* BEGIN RECORDS FOR THE EXERCISE *

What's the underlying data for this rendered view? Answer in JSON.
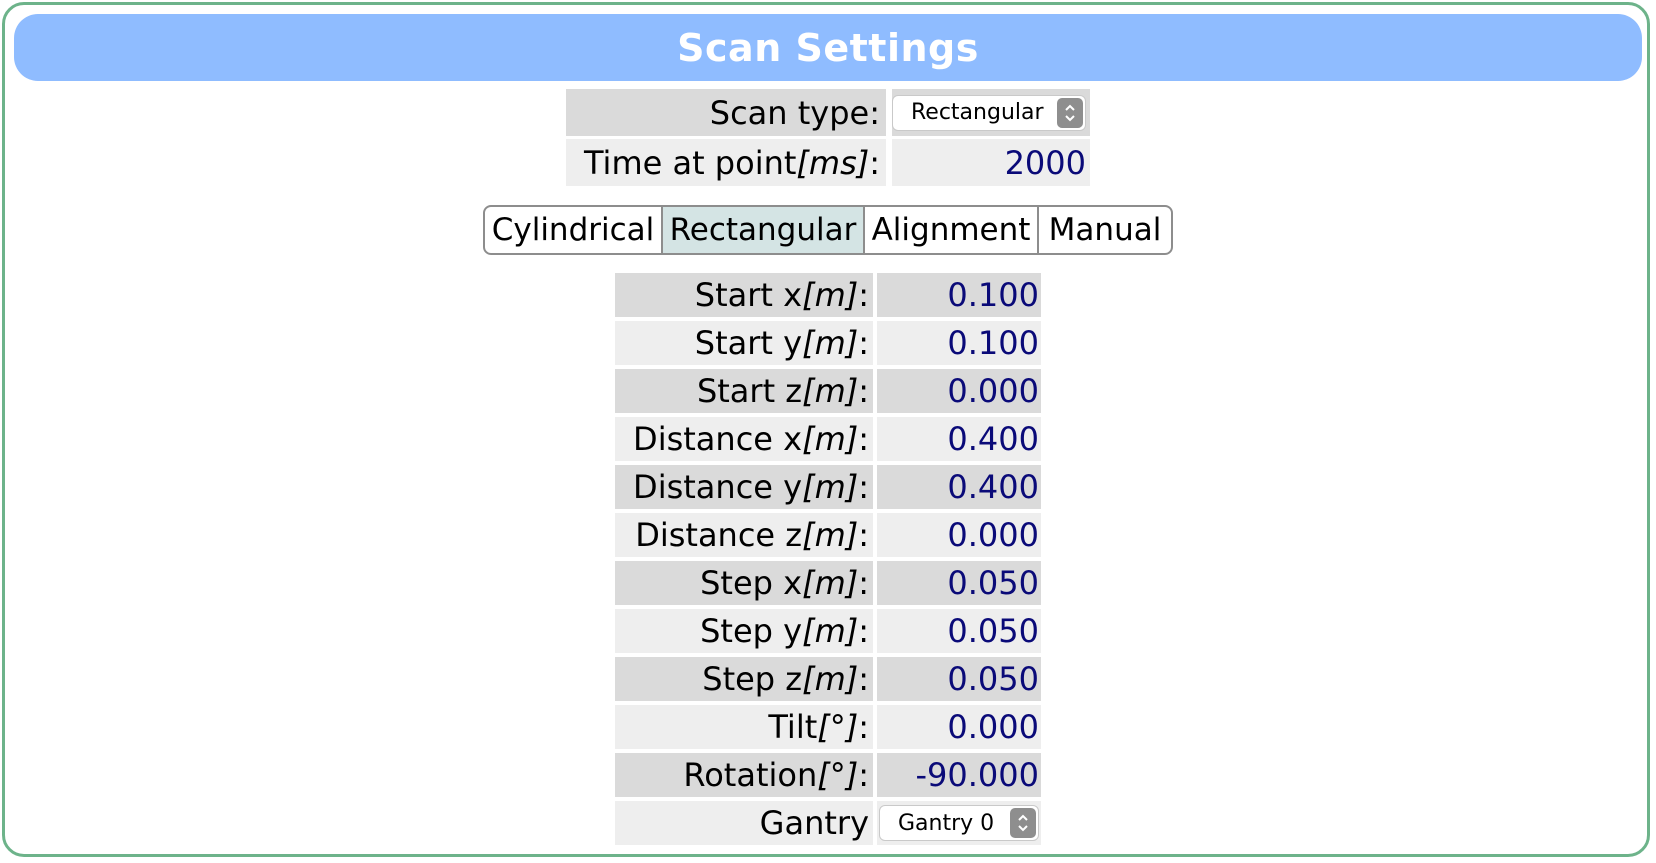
{
  "title": "Scan Settings",
  "scan_type": {
    "label": "Scan type:",
    "selected": "Rectangular"
  },
  "time_at_point": {
    "label": "Time at point ",
    "unit": "[ms]",
    "suffix": ":",
    "value": "2000"
  },
  "tabs": [
    {
      "label": "Cylindrical",
      "active": false
    },
    {
      "label": "Rectangular",
      "active": true
    },
    {
      "label": "Alignment",
      "active": false
    },
    {
      "label": "Manual",
      "active": false
    }
  ],
  "params": [
    {
      "label": "Start x ",
      "unit": "[m]",
      "value": "0.100"
    },
    {
      "label": "Start y ",
      "unit": "[m]",
      "value": "0.100"
    },
    {
      "label": "Start z ",
      "unit": "[m]",
      "value": "0.000"
    },
    {
      "label": "Distance x ",
      "unit": "[m]",
      "value": "0.400"
    },
    {
      "label": "Distance y ",
      "unit": "[m]",
      "value": "0.400"
    },
    {
      "label": "Distance z ",
      "unit": "[m]",
      "value": "0.000"
    },
    {
      "label": "Step x ",
      "unit": "[m]",
      "value": "0.050"
    },
    {
      "label": "Step y ",
      "unit": "[m]",
      "value": "0.050"
    },
    {
      "label": "Step z ",
      "unit": "[m]",
      "value": "0.050"
    },
    {
      "label": "Tilt ",
      "unit": "[°]",
      "value": "0.000"
    },
    {
      "label": "Rotation ",
      "unit": "[°]",
      "value": "-90.000"
    }
  ],
  "params_suffix": ":",
  "gantry": {
    "label": "Gantry",
    "selected": "Gantry 0"
  },
  "colors": {
    "frame_border": "#6db38a",
    "title_bar": "#8fbcff",
    "value_text": "#0a0a78",
    "row_dark": "#dadada",
    "row_light": "#eeeeee",
    "tab_active": "#d4e4e4"
  },
  "icons": {
    "select_arrows": "chevron-up-down-icon"
  }
}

* END RECORDS FOR THE EXERCISE *

**WHAT YOU WILL DO:** Collect the lines that hold "Start".

**SOLUTION TO THIS EXERCISE:**
      "label": "Start x ",
      "label": "Start y ",
      "label": "Start z ",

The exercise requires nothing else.